## TASK INSTRUCTIONS
Here are some records; return them all exactly.

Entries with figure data
>>>>>
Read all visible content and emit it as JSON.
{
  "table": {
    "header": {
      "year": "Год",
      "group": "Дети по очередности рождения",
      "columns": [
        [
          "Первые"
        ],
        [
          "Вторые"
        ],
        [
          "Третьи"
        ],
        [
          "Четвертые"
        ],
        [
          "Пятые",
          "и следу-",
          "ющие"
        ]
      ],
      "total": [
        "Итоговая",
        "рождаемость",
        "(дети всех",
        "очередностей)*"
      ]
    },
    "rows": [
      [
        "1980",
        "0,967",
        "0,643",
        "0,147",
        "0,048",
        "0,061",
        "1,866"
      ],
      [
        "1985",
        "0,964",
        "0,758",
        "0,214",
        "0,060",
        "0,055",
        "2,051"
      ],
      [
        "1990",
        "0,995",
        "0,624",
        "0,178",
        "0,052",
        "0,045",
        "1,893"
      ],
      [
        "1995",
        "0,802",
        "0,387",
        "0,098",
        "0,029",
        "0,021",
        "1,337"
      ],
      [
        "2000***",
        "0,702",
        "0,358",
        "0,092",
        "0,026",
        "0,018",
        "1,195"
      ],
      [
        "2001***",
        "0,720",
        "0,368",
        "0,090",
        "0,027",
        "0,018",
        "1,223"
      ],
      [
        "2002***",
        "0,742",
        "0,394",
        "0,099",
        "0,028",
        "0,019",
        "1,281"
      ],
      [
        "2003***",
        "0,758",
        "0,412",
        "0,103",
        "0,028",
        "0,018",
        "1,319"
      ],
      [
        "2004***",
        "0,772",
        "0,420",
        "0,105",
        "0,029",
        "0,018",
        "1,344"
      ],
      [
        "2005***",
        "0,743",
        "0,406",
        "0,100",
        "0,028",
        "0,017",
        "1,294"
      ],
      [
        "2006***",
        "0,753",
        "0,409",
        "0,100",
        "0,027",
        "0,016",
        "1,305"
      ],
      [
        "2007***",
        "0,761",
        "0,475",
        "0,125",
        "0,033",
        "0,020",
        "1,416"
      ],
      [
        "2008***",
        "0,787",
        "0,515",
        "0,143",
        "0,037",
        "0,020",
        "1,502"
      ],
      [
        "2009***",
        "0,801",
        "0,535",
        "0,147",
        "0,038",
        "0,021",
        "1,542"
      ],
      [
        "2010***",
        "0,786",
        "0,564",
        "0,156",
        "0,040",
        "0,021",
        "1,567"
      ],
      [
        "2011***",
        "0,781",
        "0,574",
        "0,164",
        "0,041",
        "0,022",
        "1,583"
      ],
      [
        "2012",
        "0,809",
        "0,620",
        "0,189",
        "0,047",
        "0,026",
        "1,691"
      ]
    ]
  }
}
<<<<<
## WRITTEN SOLUTION
Read all visible content and emit it as JSON.
{
  "table": {
    "header": {
      "year": "Год",
      "group": "Дети по очередности рождения",
      "columns": [
        [
          "Первые"
        ],
        [
          "Вторые"
        ],
        [
          "Третьи"
        ],
        [
          "Четвертые"
        ],
        [
          "Пятые",
          "и следу-",
          "ющие"
        ]
      ],
      "total": [
        "Итоговая",
        "рождаемость",
        "(дети всех",
        "очередностей)*"
      ]
    },
    "rows": [
      [
        "1980",
        "0,967",
        "0,643",
        "0,147",
        "0,048",
        "0,061",
        "1,866"
      ],
      [
        "1985",
        "0,964",
        "0,758",
        "0,214",
        "0,060",
        "0,055",
        "2,051"
      ],
      [
        "1990",
        "0,995",
        "0,624",
        "0,178",
        "0,052",
        "0,045",
        "1,893"
      ],
      [
        "1995",
        "0,802",
        "0,387",
        "0,098",
        "0,029",
        "0,021",
        "1,337"
      ],
      [
        "2000***",
        "0,702",
        "0,358",
        "0,092",
        "0,026",
        "0,018",
        "1,195"
      ],
      [
        "2001***",
        "0,720",
        "0,368",
        "0,090",
        "0,027",
        "0,018",
        "1,223"
      ],
      [
        "2002***",
        "0,742",
        "0,394",
        "0,099",
        "0,028",
        "0,019",
        "1,281"
      ],
      [
        "2003***",
        "0,758",
        "0,412",
        "0,103",
        "0,028",
        "0,018",
        "1,319"
      ],
      [
        "2004***",
        "0,772",
        "0,420",
        "0,105",
        "0,029",
        "0,018",
        "1,344"
      ],
      [
        "2005***",
        "0,743",
        "0,406",
        "0,100",
        "0,028",
        "0,017",
        "1,294"
      ],
      [
        "2006***",
        "0,753",
        "0,409",
        "0,100",
        "0,027",
        "0,016",
        "1,305"
      ],
      [
        "2007***",
        "0,761",
        "0,475",
        "0,125",
        "0,033",
        "0,020",
        "1,416"
      ],
      [
        "2008***",
        "0,787",
        "0,515",
        "0,143",
        "0,037",
        "0,020",
        "1,502"
      ],
      [
        "2009***",
        "0,801",
        "0,535",
        "0,147",
        "0,038",
        "0,021",
        "1,542"
      ],
      [
        "2010***",
        "0,786",
        "0,564",
        "0,156",
        "0,040",
        "0,021",
        "1,567"
      ],
      [
        "2011***",
        "0,781",
        "0,574",
        "0,164",
        "0,041",
        "0,022",
        "1,583"
      ],
      [
        "2012",
        "0,809",
        "0,620",
        "0,189",
        "0,047",
        "0,026",
        "1,691"
      ]
    ]
  }
}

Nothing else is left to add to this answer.